What is being asked:
Pull out every line from the listing that has the word "device".

Provided entries:

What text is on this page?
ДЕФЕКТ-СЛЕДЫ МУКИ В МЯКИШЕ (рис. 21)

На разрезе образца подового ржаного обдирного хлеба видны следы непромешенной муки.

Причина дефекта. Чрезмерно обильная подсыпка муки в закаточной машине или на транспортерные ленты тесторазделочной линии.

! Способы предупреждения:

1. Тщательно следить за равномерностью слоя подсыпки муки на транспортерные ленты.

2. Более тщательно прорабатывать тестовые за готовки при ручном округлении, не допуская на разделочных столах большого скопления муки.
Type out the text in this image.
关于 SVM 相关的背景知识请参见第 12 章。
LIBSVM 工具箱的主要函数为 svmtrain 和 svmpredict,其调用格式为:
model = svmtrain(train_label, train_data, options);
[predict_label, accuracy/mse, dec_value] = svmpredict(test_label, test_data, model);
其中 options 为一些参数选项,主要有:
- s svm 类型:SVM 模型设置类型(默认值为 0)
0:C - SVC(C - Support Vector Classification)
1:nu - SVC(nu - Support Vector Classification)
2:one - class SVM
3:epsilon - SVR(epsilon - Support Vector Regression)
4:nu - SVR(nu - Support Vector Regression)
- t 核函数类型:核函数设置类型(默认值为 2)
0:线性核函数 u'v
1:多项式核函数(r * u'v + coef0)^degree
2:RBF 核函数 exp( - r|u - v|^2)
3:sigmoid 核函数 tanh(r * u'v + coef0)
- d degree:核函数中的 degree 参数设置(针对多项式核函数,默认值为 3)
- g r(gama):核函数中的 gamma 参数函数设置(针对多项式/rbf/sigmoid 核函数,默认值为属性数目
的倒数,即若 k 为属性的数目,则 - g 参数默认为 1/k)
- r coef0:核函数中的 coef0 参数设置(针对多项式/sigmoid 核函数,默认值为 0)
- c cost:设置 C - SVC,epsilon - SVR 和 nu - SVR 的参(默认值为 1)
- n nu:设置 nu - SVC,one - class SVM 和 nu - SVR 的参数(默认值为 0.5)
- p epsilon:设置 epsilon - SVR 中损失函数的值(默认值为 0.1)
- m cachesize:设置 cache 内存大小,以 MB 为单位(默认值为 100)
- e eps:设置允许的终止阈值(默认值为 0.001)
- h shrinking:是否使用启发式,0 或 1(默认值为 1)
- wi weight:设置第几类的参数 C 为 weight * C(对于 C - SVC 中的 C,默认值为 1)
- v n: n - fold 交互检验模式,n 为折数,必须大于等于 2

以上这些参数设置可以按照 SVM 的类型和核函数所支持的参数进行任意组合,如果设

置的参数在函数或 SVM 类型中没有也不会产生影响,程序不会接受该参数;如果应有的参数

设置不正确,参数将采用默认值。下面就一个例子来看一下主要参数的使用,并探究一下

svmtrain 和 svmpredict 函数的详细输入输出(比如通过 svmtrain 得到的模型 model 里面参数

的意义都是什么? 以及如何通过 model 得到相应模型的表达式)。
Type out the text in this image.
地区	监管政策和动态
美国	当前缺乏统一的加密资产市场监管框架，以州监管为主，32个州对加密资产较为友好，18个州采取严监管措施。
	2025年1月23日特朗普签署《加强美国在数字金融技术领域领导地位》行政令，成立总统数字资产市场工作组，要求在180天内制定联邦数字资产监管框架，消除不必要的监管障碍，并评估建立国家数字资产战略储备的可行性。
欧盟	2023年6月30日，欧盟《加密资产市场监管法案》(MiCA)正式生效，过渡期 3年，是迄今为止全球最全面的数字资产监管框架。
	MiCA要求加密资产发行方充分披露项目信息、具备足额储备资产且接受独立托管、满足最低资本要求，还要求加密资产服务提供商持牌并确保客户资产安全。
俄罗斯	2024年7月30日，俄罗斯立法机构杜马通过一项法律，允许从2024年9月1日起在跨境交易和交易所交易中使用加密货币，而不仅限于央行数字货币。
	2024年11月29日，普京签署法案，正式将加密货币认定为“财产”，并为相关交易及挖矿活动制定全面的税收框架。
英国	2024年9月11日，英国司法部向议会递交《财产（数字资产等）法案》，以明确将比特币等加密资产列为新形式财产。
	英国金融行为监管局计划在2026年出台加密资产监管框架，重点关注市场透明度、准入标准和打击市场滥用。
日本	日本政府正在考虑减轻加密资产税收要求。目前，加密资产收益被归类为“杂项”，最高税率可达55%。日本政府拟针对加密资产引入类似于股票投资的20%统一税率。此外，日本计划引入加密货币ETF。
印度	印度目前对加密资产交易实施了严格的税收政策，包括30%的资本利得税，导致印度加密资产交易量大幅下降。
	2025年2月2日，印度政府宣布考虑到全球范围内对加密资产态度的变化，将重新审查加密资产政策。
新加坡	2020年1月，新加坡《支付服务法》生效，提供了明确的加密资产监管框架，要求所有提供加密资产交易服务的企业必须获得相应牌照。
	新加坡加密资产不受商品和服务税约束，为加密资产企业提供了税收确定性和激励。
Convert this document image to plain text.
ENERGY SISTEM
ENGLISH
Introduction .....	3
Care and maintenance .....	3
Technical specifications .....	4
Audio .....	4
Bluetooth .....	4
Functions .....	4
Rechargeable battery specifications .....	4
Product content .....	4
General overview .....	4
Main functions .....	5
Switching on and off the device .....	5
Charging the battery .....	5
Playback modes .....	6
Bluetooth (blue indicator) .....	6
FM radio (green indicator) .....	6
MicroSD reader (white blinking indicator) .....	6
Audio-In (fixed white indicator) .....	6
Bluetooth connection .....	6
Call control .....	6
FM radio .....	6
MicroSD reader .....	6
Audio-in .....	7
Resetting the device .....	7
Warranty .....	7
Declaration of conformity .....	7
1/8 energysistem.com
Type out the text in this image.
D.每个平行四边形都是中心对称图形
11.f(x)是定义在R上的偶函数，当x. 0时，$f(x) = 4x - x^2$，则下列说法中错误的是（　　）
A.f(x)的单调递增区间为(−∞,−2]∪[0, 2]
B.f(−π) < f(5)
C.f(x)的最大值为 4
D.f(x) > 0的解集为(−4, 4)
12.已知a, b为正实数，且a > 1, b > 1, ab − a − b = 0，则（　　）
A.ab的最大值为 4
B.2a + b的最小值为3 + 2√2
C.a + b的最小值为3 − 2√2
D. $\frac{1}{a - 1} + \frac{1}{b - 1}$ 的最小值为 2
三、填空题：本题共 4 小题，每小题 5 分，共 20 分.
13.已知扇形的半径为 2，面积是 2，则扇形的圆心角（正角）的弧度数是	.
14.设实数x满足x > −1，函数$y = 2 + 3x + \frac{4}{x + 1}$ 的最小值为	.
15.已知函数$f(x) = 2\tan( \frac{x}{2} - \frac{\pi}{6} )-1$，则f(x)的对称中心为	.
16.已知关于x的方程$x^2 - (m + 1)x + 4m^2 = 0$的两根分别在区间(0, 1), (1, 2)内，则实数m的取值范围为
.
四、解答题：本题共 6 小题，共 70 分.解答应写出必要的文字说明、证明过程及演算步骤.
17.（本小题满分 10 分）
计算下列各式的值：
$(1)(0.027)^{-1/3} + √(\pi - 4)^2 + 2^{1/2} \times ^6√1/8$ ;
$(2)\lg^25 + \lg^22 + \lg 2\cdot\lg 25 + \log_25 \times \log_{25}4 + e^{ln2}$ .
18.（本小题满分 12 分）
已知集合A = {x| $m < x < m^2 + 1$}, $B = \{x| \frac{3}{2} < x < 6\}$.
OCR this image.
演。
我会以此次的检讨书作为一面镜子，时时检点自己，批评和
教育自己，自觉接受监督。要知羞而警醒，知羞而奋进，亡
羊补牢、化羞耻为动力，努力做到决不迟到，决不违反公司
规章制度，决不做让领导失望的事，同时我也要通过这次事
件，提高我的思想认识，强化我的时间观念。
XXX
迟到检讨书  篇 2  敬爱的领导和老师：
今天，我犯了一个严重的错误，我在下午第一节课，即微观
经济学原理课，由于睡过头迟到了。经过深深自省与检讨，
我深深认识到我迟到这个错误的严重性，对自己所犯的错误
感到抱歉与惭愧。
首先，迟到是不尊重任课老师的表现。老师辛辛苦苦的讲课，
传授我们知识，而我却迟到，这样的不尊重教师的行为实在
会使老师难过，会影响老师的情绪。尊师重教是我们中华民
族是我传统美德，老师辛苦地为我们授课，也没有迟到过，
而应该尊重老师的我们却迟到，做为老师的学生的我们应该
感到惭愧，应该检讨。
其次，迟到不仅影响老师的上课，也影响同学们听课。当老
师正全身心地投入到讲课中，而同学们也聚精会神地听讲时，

Reply:
Switching on and off the device .....	5
Resetting the device .....	7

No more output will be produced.